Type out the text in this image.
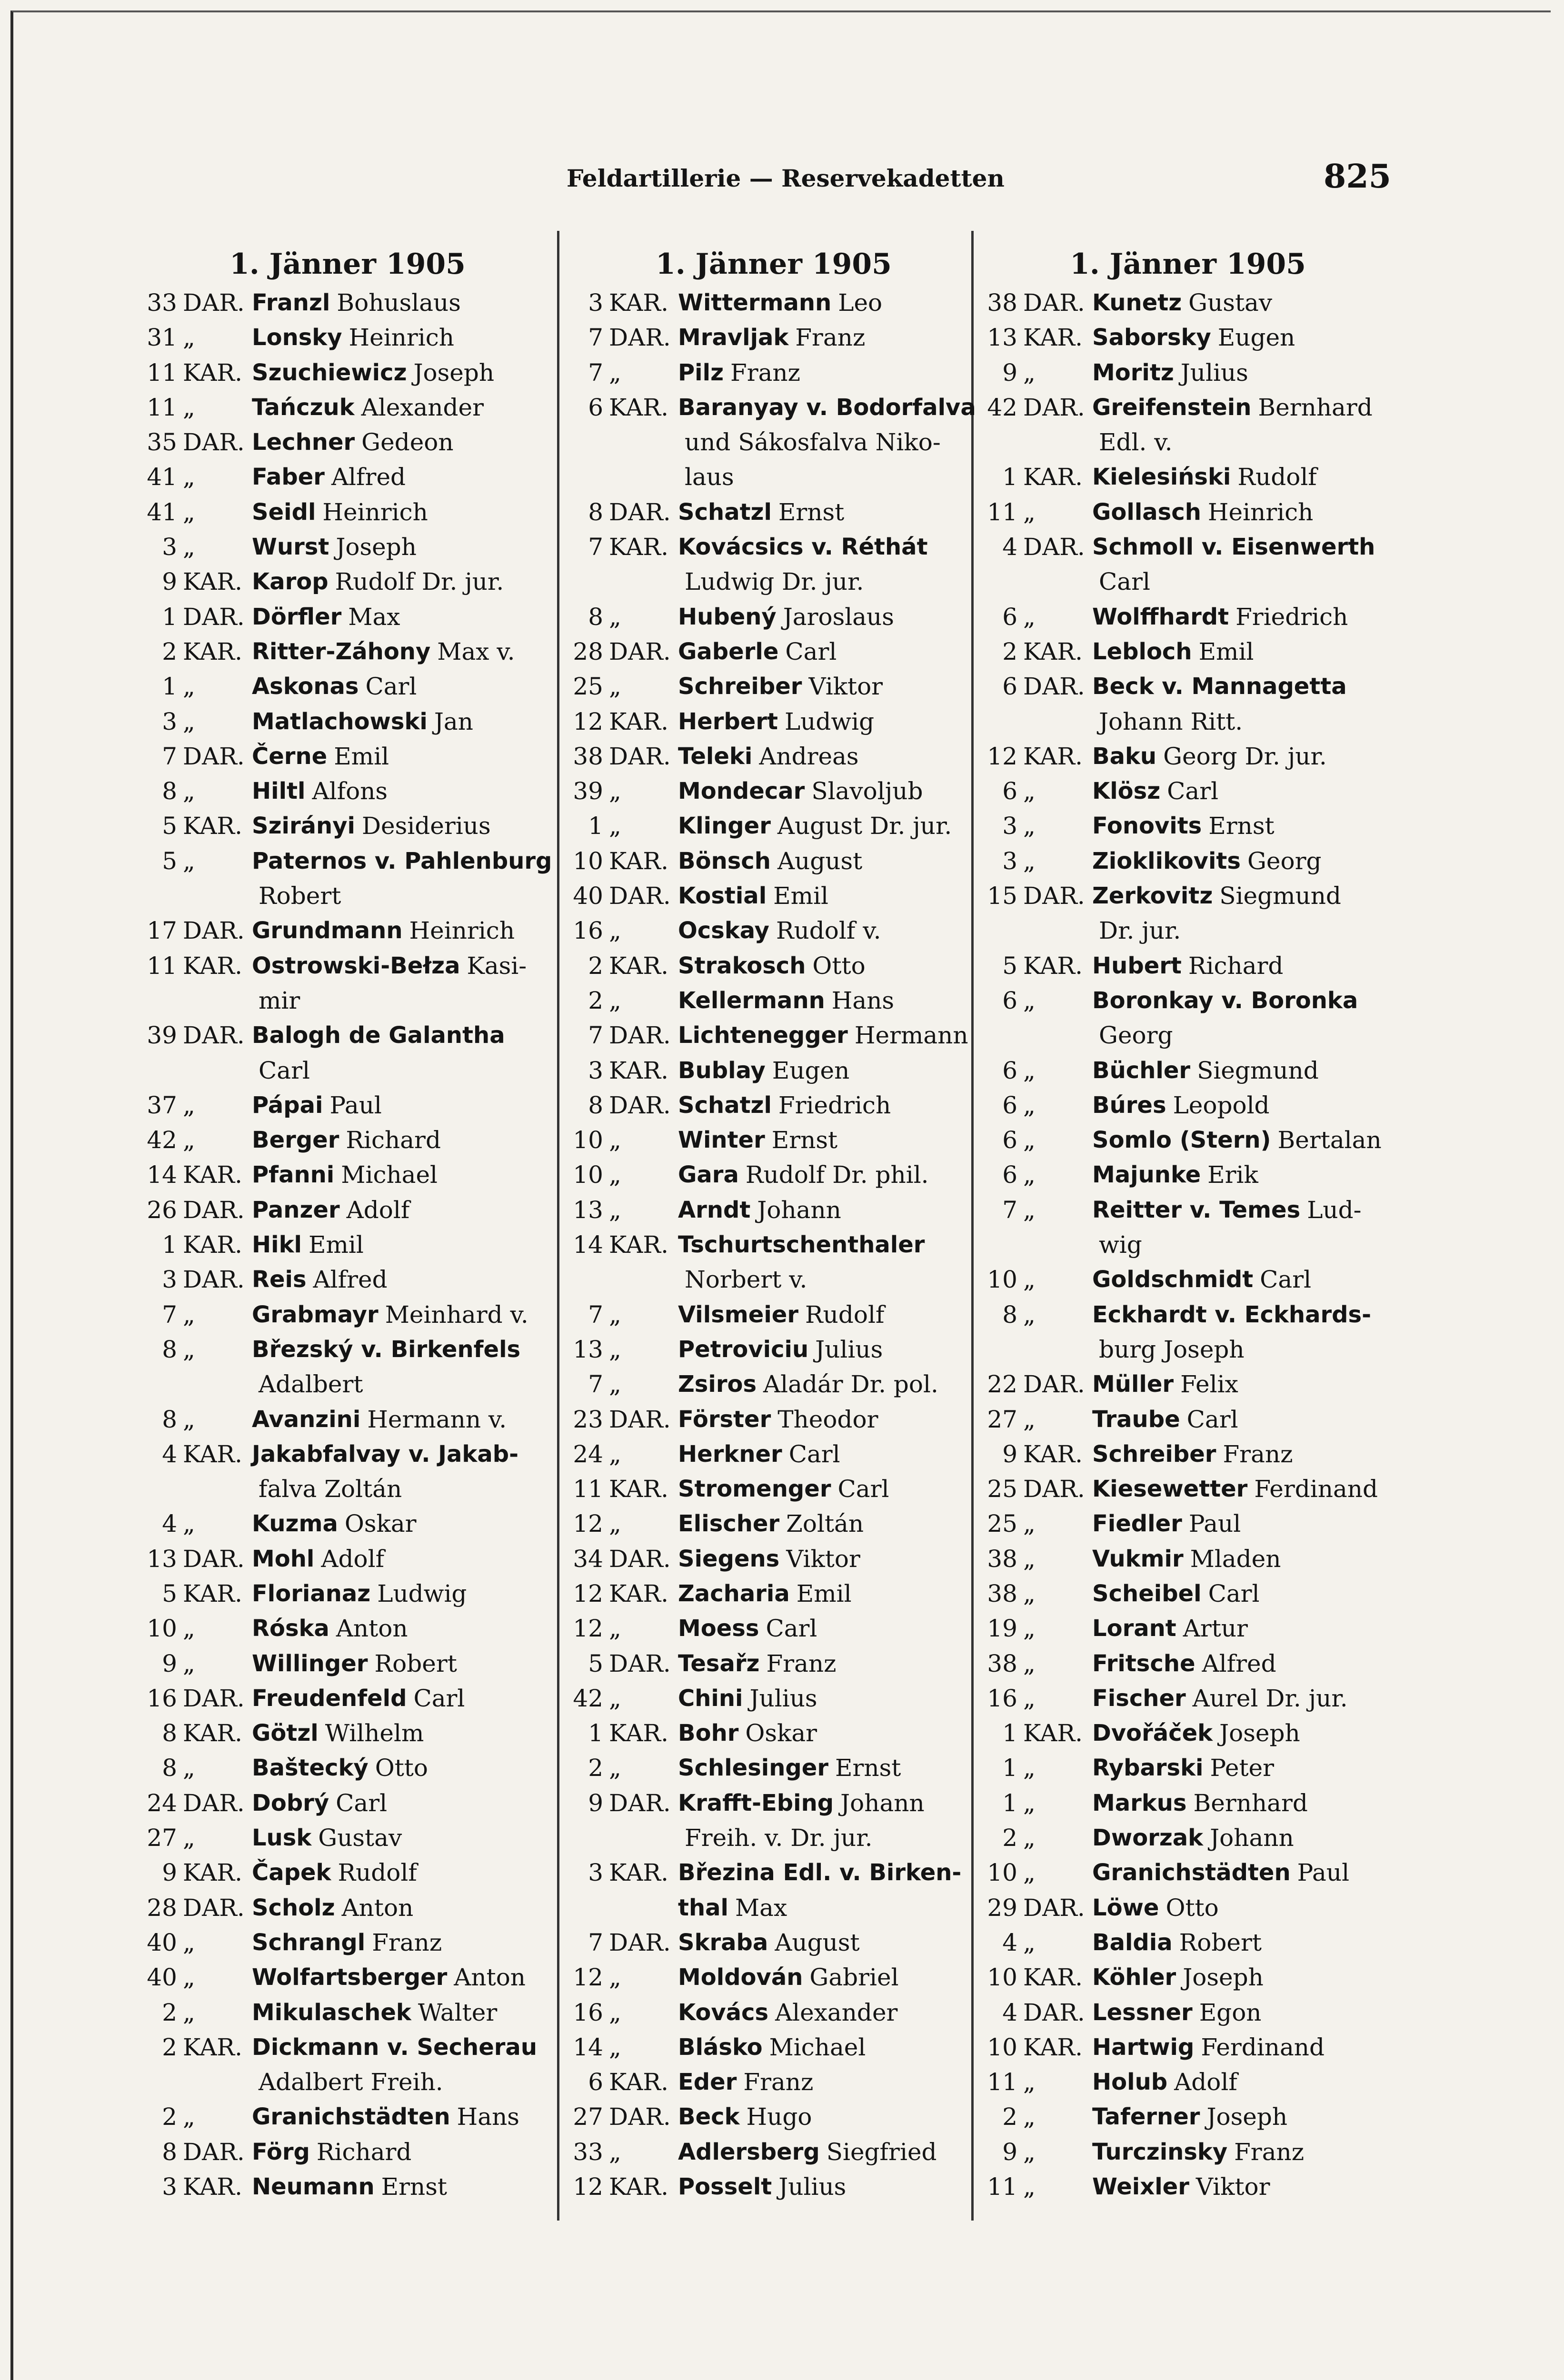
Feldartillerie — Reservekadetten	825
1. Jänner 1905
33 DAR. Franzl Bohuslaus
31 „	Lonsky Heinrich
11 KAR. Szuchiewicz Joseph
11 „	Tańczuk Alexander
35 DAR. Lechner Gedeon
41 „	Faber Alfred
41 „	Seidl Heinrich
3 „	Wurst Joseph
9 KAR. Karop Rudolf Dr. jur.
1 DAR. Dörfler Max
2 KAR. Ritter-Záhony Max v.
1 „	Askonas Carl
3 „	Matlachowski Jan
7 DAR. Černe Emil
8 „	Hiltl Alfons
5 KAR. Szirányi Desiderius
5 „	Paternos v. Pahlenburg
Robert
17 DAR. Grundmann Heinrich
11 KAR. Ostrowski-Bełza Kasi-
mir
39 DAR. Balogh de Galantha
Carl
37 „	Pápai Paul
42 „	Berger Richard
14 KAR. Pfanni Michael
26 DAR. Panzer Adolf
1 KAR. Hikl Emil
3 DAR. Reis Alfred
7 „	Grabmayr Meinhard v.
8 „	Březský v. Birkenfels
Adalbert
8 „	Avanzini Hermann v.
4 KAR. Jakabfalvay v. Jakab-
falva Zoltán
4 „	Kuzma Oskar
13 DAR. Mohl Adolf
5 KAR. Florianaz Ludwig
10 „	Róska Anton
9 „	Willinger Robert
16 DAR. Freudenfeld Carl
8 KAR. Götzl Wilhelm
8 „	Baštecký Otto
24 DAR. Dobrý Carl
27 „	Lusk Gustav
9 KAR. Čapek Rudolf
28 DAR. Scholz Anton
40 „	Schrangl Franz
40 „	Wolfartsberger Anton
2 „	Mikulaschek Walter
2 KAR. Dickmann v. Secherau
Adalbert Freih.
2 „	Granichstädten Hans
8 DAR. Förg Richard
3 KAR. Neumann Ernst
1. Jänner 1905
3 KAR. Wittermann Leo
7 DAR. Mravljak Franz
7 „	Pilz Franz
6 KAR. Baranyay v. Bodorfalva
und Sákosfalva Niko-
laus
8 DAR. Schatzl Ernst
7 KAR. Kovácsics v. Réthát
Ludwig Dr. jur.
8 „	Hubený Jaroslaus
28 DAR. Gaberle Carl
25 „	Schreiber Viktor
12 KAR. Herbert Ludwig
38 DAR. Teleki Andreas
39 „	Mondecar Slavoljub
1 „	Klinger August Dr. jur.
10 KAR. Bönsch August
40 DAR. Kostial Emil
16 „	Ocskay Rudolf v.
2 KAR. Strakosch Otto
2 „	Kellermann Hans
7 DAR. Lichtenegger Hermann
3 KAR. Bublay Eugen
8 DAR. Schatzl Friedrich
10 „	Winter Ernst
10 „	Gara Rudolf Dr. phil.
13 „	Arndt Johann
14 KAR. Tschurtschenthaler
Norbert v.
7 „	Vilsmeier Rudolf
13 „	Petroviciu Julius
7 „	Zsiros Aladár Dr. pol.
23 DAR. Förster Theodor
24 „	Herkner Carl
11 KAR. Stromenger Carl
12 „	Elischer Zoltán
34 DAR. Siegens Viktor
12 KAR. Zacharia Emil
12 „	Moess Carl
5 DAR. Tesařz Franz
42 „	Chini Julius
1 KAR. Bohr Oskar
2 „	Schlesinger Ernst
9 DAR. Krafft-Ebing Johann
Freih. v. Dr. jur.
3 KAR. Březina Edl. v. Birken-
thal Max
7 DAR. Skraba August
12 „	Moldován Gabriel
16 „	Kovács Alexander
14 „	Blásko Michael
6 KAR. Eder Franz
27 DAR. Beck Hugo
33 „	Adlersberg Siegfried
12 KAR. Posselt Julius
1. Jänner 1905
38 DAR. Kunetz Gustav
13 KAR. Saborsky Eugen
9 „	Moritz Julius
42 DAR. Greifenstein Bernhard
Edl. v.
1 KAR. Kielesiński Rudolf
11 „	Gollasch Heinrich
4 DAR. Schmoll v. Eisenwerth
Carl
6 „	Wolffhardt Friedrich
2 KAR. Lebloch Emil
6 DAR. Beck v. Mannagetta
Johann Ritt.
12 KAR. Baku Georg Dr. jur.
6 „	Klösz Carl
3 „	Fonovits Ernst
3 „	Zioklikovits Georg
15 DAR. Zerkovitz Siegmund
Dr. jur.
5 KAR. Hubert Richard
6 „	Boronkay v. Boronka
Georg
6 „	Büchler Siegmund
6 „	Búres Leopold
6 „	Somlo (Stern) Bertalan
6 „	Majunke Erik
7 „	Reitter v. Temes Lud-
wig
10 „	Goldschmidt Carl
8 „	Eckhardt v. Eckhards-
burg Joseph
22 DAR. Müller Felix
27 „	Traube Carl
9 KAR. Schreiber Franz
25 DAR. Kiesewetter Ferdinand
25 „	Fiedler Paul
38 „	Vukmir Mladen
38 „	Scheibel Carl
19 „	Lorant Artur
38 „	Fritsche Alfred
16 „	Fischer Aurel Dr. jur.
1 KAR. Dvořáček Joseph
1 „	Rybarski Peter
1 „	Markus Bernhard
2 „	Dworzak Johann
10 „	Granichstädten Paul
29 DAR. Löwe Otto
4 „	Baldia Robert
10 KAR. Köhler Joseph
4 DAR. Lessner Egon
10 KAR. Hartwig Ferdinand
11 „	Holub Adolf
2 „	Taferner Joseph
9 „	Turczinsky Franz
11 „	Weixler Viktor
※ ※ ※
#### [EXERCISE]
Go back to the records above and write them out exactly, without the pictures.

#### [PROBLEM SOLUTION]
Type out the text in this image.
Feldartillerie — Reservekadetten	825
1. Jänner 1905
33 DAR. Franzl Bohuslaus
31 „	Lonsky Heinrich
11 KAR. Szuchiewicz Joseph
11 „	Tańczuk Alexander
35 DAR. Lechner Gedeon
41 „	Faber Alfred
41 „	Seidl Heinrich
3 „	Wurst Joseph
9 KAR. Karop Rudolf Dr. jur.
1 DAR. Dörfler Max
2 KAR. Ritter-Záhony Max v.
1 „	Askonas Carl
3 „	Matlachowski Jan
7 DAR. Černe Emil
8 „	Hiltl Alfons
5 KAR. Szirányi Desiderius
5 „	Paternos v. Pahlenburg
Robert
17 DAR. Grundmann Heinrich
11 KAR. Ostrowski-Bełza Kasi-
mir
39 DAR. Balogh de Galantha
Carl
37 „	Pápai Paul
42 „	Berger Richard
14 KAR. Pfanni Michael
26 DAR. Panzer Adolf
1 KAR. Hikl Emil
3 DAR. Reis Alfred
7 „	Grabmayr Meinhard v.
8 „	Březský v. Birkenfels
Adalbert
8 „	Avanzini Hermann v.
4 KAR. Jakabfalvay v. Jakab-
falva Zoltán
4 „	Kuzma Oskar
13 DAR. Mohl Adolf
5 KAR. Florianaz Ludwig
10 „	Róska Anton
9 „	Willinger Robert
16 DAR. Freudenfeld Carl
8 KAR. Götzl Wilhelm
8 „	Baštecký Otto
24 DAR. Dobrý Carl
27 „	Lusk Gustav
9 KAR. Čapek Rudolf
28 DAR. Scholz Anton
40 „	Schrangl Franz
40 „	Wolfartsberger Anton
2 „	Mikulaschek Walter
2 KAR. Dickmann v. Secherau
Adalbert Freih.
2 „	Granichstädten Hans
8 DAR. Förg Richard
3 KAR. Neumann Ernst
1. Jänner 1905
3 KAR. Wittermann Leo
7 DAR. Mravljak Franz
7 „	Pilz Franz
6 KAR. Baranyay v. Bodorfalva
und Sákosfalva Niko-
laus
8 DAR. Schatzl Ernst
7 KAR. Kovácsics v. Réthát
Ludwig Dr. jur.
8 „	Hubený Jaroslaus
28 DAR. Gaberle Carl
25 „	Schreiber Viktor
12 KAR. Herbert Ludwig
38 DAR. Teleki Andreas
39 „	Mondecar Slavoljub
1 „	Klinger August Dr. jur.
10 KAR. Bönsch August
40 DAR. Kostial Emil
16 „	Ocskay Rudolf v.
2 KAR. Strakosch Otto
2 „	Kellermann Hans
7 DAR. Lichtenegger Hermann
3 KAR. Bublay Eugen
8 DAR. Schatzl Friedrich
10 „	Winter Ernst
10 „	Gara Rudolf Dr. phil.
13 „	Arndt Johann
14 KAR. Tschurtschenthaler
Norbert v.
7 „	Vilsmeier Rudolf
13 „	Petroviciu Julius
7 „	Zsiros Aladár Dr. pol.
23 DAR. Förster Theodor
24 „	Herkner Carl
11 KAR. Stromenger Carl
12 „	Elischer Zoltán
34 DAR. Siegens Viktor
12 KAR. Zacharia Emil
12 „	Moess Carl
5 DAR. Tesařz Franz
42 „	Chini Julius
1 KAR. Bohr Oskar
2 „	Schlesinger Ernst
9 DAR. Krafft-Ebing Johann
Freih. v. Dr. jur.
3 KAR. Březina Edl. v. Birken-
thal Max
7 DAR. Skraba August
12 „	Moldován Gabriel
16 „	Kovács Alexander
14 „	Blásko Michael
6 KAR. Eder Franz
27 DAR. Beck Hugo
33 „	Adlersberg Siegfried
12 KAR. Posselt Julius
1. Jänner 1905
38 DAR. Kunetz Gustav
13 KAR. Saborsky Eugen
9 „	Moritz Julius
42 DAR. Greifenstein Bernhard
Edl. v.
1 KAR. Kielesiński Rudolf
11 „	Gollasch Heinrich
4 DAR. Schmoll v. Eisenwerth
Carl
6 „	Wolffhardt Friedrich
2 KAR. Lebloch Emil
6 DAR. Beck v. Mannagetta
Johann Ritt.
12 KAR. Baku Georg Dr. jur.
6 „	Klösz Carl
3 „	Fonovits Ernst
3 „	Zioklikovits Georg
15 DAR. Zerkovitz Siegmund
Dr. jur.
5 KAR. Hubert Richard
6 „	Boronkay v. Boronka
Georg
6 „	Büchler Siegmund
6 „	Búres Leopold
6 „	Somlo (Stern) Bertalan
6 „	Majunke Erik
7 „	Reitter v. Temes Lud-
wig
10 „	Goldschmidt Carl
8 „	Eckhardt v. Eckhards-
burg Joseph
22 DAR. Müller Felix
27 „	Traube Carl
9 KAR. Schreiber Franz
25 DAR. Kiesewetter Ferdinand
25 „	Fiedler Paul
38 „	Vukmir Mladen
38 „	Scheibel Carl
19 „	Lorant Artur
38 „	Fritsche Alfred
16 „	Fischer Aurel Dr. jur.
1 KAR. Dvořáček Joseph
1 „	Rybarski Peter
1 „	Markus Bernhard
2 „	Dworzak Johann
10 „	Granichstädten Paul
29 DAR. Löwe Otto
4 „	Baldia Robert
10 KAR. Köhler Joseph
4 DAR. Lessner Egon
10 KAR. Hartwig Ferdinand
11 „	Holub Adolf
2 „	Taferner Joseph
9 „	Turczinsky Franz
11 „	Weixler Viktor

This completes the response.